Each line containing the word "incidence" needs to be copied.

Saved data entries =
▬▬▬▬▬▬
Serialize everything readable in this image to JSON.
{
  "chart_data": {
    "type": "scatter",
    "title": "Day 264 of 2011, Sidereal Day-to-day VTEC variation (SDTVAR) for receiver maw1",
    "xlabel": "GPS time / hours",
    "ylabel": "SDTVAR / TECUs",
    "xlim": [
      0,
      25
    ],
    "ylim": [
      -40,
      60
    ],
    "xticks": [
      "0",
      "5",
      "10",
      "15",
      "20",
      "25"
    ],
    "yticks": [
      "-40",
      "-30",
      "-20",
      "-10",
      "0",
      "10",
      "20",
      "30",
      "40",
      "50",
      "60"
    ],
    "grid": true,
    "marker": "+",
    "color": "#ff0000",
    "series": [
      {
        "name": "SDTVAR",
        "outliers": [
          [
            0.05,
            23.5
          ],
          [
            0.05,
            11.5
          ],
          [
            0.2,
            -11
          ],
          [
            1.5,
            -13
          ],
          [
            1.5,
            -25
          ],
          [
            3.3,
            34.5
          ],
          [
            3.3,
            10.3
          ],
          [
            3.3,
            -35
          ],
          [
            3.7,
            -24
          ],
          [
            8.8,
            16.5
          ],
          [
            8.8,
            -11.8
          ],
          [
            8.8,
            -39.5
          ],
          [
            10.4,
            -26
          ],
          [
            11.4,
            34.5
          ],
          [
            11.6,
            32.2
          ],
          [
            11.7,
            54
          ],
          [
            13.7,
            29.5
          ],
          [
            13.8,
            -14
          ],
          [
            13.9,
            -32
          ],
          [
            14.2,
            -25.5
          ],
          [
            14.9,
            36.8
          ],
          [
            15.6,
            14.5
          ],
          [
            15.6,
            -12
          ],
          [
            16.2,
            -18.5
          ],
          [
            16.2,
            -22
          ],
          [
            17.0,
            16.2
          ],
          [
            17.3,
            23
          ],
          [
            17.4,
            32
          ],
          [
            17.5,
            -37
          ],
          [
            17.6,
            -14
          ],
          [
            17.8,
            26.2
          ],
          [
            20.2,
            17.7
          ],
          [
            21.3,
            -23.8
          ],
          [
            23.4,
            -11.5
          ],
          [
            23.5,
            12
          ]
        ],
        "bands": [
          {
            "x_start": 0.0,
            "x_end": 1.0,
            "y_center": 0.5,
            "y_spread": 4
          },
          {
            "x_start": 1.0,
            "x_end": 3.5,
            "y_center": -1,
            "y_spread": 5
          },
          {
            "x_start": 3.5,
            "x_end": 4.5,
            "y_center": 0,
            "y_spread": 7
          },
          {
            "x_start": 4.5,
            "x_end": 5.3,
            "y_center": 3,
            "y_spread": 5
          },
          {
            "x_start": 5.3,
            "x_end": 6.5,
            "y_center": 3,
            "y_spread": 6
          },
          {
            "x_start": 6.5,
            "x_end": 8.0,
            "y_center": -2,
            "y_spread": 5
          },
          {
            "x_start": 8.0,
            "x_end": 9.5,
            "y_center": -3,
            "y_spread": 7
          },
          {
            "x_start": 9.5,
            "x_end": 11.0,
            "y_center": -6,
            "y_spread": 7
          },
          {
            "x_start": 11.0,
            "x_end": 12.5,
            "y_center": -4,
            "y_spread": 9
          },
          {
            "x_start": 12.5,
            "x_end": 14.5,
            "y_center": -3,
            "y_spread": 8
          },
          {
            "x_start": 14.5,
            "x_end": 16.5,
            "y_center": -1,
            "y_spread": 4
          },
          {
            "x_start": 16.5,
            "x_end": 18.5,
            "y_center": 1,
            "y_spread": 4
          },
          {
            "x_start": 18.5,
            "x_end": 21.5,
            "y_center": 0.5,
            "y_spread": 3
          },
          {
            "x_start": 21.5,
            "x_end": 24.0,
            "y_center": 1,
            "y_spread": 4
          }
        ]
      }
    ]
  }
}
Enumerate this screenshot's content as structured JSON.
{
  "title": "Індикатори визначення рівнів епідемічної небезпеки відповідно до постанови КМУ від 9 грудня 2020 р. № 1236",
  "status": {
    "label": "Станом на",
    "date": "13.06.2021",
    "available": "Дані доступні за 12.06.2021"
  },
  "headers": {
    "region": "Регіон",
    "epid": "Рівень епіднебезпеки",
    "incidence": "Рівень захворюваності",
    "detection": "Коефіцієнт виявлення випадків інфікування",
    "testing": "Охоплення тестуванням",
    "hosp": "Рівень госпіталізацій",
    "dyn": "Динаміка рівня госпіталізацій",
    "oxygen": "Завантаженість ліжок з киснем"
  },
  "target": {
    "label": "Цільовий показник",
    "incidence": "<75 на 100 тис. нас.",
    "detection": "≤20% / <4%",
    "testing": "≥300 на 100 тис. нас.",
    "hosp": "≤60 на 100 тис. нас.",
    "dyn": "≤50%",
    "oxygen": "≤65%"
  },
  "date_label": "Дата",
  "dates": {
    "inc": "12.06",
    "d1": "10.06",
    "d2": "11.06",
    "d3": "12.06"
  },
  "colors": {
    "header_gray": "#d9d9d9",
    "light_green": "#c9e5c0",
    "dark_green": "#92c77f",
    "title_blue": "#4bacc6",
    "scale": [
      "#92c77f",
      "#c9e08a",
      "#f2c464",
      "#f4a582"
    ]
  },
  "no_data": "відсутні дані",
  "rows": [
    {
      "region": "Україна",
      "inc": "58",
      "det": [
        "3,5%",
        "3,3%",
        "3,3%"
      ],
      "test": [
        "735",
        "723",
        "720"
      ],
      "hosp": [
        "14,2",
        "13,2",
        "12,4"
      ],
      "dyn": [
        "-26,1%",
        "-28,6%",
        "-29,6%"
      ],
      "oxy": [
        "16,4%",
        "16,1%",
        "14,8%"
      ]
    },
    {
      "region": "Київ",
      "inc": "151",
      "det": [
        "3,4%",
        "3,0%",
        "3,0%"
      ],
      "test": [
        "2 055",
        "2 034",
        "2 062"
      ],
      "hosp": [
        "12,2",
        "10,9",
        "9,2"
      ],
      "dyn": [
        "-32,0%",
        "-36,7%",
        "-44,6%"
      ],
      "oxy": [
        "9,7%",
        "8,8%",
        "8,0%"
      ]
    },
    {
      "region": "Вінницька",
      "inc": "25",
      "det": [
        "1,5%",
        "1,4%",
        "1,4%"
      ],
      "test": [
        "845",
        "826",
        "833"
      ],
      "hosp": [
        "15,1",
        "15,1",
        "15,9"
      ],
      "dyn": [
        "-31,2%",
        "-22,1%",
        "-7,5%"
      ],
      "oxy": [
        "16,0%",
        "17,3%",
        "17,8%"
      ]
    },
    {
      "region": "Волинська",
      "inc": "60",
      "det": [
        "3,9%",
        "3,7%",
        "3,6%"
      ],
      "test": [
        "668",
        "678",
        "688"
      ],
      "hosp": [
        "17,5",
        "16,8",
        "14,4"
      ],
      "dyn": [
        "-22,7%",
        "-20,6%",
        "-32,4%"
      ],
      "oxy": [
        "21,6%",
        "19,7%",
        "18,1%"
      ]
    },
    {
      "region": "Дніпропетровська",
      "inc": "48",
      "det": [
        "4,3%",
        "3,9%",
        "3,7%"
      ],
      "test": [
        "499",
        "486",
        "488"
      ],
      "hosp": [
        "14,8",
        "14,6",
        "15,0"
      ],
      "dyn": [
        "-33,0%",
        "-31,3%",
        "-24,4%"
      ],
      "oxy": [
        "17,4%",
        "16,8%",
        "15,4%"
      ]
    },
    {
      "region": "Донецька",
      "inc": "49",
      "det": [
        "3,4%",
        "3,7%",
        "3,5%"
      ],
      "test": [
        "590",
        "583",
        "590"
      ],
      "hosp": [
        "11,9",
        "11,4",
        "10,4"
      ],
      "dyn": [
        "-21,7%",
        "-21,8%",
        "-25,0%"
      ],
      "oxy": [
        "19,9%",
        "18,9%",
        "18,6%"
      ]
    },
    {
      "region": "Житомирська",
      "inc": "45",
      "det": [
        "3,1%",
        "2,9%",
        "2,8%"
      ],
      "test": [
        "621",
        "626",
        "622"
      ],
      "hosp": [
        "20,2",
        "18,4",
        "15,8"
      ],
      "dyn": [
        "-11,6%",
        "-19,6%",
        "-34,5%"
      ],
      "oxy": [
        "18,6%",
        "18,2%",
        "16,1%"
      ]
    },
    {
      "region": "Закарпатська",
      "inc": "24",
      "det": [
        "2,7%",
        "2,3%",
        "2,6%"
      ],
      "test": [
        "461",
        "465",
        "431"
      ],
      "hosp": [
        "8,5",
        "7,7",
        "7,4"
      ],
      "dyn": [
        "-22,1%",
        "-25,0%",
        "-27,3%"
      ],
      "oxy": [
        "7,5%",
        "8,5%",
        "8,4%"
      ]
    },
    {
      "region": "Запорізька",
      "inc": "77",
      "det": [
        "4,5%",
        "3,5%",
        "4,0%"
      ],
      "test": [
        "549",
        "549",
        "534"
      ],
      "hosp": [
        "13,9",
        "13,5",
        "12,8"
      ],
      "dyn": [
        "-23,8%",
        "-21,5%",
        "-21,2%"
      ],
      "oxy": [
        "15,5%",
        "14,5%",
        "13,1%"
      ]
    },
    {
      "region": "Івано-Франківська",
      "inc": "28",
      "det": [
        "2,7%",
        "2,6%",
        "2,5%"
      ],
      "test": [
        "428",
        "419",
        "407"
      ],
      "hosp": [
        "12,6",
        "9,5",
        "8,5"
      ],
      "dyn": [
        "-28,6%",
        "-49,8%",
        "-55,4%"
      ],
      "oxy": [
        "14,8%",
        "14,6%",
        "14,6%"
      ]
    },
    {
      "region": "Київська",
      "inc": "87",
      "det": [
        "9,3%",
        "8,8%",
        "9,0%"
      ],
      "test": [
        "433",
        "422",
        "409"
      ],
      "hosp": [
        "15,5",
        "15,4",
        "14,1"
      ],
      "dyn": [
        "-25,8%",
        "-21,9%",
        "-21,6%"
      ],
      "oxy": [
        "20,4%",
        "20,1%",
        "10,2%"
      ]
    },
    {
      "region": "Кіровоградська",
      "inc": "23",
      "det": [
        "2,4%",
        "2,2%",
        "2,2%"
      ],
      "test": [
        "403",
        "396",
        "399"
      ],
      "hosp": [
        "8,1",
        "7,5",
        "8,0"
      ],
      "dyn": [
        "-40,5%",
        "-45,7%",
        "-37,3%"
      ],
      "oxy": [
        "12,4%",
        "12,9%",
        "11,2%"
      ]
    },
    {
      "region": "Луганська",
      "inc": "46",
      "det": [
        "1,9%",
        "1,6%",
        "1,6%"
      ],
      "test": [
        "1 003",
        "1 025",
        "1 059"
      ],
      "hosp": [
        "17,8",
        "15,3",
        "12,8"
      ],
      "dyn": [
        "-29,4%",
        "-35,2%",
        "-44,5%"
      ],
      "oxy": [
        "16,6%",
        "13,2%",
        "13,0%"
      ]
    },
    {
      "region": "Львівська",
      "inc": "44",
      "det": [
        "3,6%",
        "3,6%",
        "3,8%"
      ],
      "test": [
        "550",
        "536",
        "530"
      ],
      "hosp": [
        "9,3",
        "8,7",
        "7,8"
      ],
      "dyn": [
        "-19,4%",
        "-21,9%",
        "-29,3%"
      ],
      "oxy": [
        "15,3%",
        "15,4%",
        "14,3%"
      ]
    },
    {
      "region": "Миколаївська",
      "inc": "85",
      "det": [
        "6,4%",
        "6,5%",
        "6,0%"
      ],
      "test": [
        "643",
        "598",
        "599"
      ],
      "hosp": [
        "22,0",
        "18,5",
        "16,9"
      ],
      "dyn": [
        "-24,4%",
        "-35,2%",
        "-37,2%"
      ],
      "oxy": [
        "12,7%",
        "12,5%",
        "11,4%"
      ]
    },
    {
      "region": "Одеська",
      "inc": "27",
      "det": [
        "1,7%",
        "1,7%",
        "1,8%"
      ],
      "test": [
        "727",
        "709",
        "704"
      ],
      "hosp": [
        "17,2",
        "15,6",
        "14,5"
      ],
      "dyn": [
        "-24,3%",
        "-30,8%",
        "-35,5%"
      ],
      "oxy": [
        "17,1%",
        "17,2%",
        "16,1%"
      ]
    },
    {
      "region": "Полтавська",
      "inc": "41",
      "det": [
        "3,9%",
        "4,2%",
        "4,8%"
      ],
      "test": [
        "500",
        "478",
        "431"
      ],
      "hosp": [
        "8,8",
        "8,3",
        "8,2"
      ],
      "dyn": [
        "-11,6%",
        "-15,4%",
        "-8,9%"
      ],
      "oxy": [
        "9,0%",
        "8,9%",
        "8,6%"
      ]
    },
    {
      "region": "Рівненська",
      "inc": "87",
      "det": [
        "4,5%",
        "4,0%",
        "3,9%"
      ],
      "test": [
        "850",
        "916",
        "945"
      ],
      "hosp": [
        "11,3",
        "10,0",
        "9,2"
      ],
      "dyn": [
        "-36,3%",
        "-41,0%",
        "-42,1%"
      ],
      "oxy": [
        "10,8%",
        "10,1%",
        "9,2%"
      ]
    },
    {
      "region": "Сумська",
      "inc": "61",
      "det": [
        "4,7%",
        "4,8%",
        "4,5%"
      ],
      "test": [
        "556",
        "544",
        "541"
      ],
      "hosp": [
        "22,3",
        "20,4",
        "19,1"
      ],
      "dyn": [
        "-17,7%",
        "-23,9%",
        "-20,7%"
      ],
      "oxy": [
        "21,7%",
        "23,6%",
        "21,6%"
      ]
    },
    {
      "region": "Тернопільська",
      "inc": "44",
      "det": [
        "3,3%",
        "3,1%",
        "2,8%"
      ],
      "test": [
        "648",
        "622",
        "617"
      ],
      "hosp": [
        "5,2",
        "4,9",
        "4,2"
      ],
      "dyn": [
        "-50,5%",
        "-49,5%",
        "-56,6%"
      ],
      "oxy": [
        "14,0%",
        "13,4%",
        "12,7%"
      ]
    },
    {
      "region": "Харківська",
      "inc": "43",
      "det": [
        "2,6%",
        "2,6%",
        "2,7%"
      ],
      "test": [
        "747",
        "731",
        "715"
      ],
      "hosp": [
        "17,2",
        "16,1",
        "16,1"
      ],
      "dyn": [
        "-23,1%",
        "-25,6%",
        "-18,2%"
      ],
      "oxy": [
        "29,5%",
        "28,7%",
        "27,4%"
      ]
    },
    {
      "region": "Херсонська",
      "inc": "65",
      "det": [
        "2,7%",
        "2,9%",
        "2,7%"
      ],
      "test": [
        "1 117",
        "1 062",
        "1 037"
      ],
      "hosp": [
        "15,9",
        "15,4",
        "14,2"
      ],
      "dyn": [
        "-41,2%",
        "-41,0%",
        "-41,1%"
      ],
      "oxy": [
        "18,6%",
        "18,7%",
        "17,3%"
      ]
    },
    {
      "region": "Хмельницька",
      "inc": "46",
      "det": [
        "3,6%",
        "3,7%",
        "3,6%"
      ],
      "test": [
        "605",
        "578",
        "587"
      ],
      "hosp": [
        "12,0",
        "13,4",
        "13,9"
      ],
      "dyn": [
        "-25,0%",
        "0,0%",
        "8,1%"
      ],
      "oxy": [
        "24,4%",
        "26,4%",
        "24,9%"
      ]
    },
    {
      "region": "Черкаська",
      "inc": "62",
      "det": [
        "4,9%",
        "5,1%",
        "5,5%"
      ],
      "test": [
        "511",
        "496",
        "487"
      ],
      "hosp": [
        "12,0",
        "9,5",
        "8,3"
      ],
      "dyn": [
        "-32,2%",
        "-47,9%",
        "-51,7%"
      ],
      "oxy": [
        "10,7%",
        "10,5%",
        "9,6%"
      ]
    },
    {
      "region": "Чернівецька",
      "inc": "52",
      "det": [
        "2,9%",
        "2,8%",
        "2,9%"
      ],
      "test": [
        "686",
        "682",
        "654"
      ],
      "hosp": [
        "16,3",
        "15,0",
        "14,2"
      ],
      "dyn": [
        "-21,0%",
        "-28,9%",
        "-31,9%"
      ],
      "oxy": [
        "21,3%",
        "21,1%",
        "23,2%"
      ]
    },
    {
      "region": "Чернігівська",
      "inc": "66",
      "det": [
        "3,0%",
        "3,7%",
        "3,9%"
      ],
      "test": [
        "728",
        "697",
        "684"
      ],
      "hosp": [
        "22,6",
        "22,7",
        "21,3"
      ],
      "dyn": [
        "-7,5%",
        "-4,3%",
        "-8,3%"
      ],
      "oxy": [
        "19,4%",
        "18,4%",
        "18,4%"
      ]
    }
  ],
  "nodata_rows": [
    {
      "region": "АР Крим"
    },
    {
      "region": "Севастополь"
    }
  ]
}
▬▬▬▬▬▬
Solution to the exercise =
    "incidence": "Рівень захворюваності",
    "incidence": "<75 на 100 тис. нас.",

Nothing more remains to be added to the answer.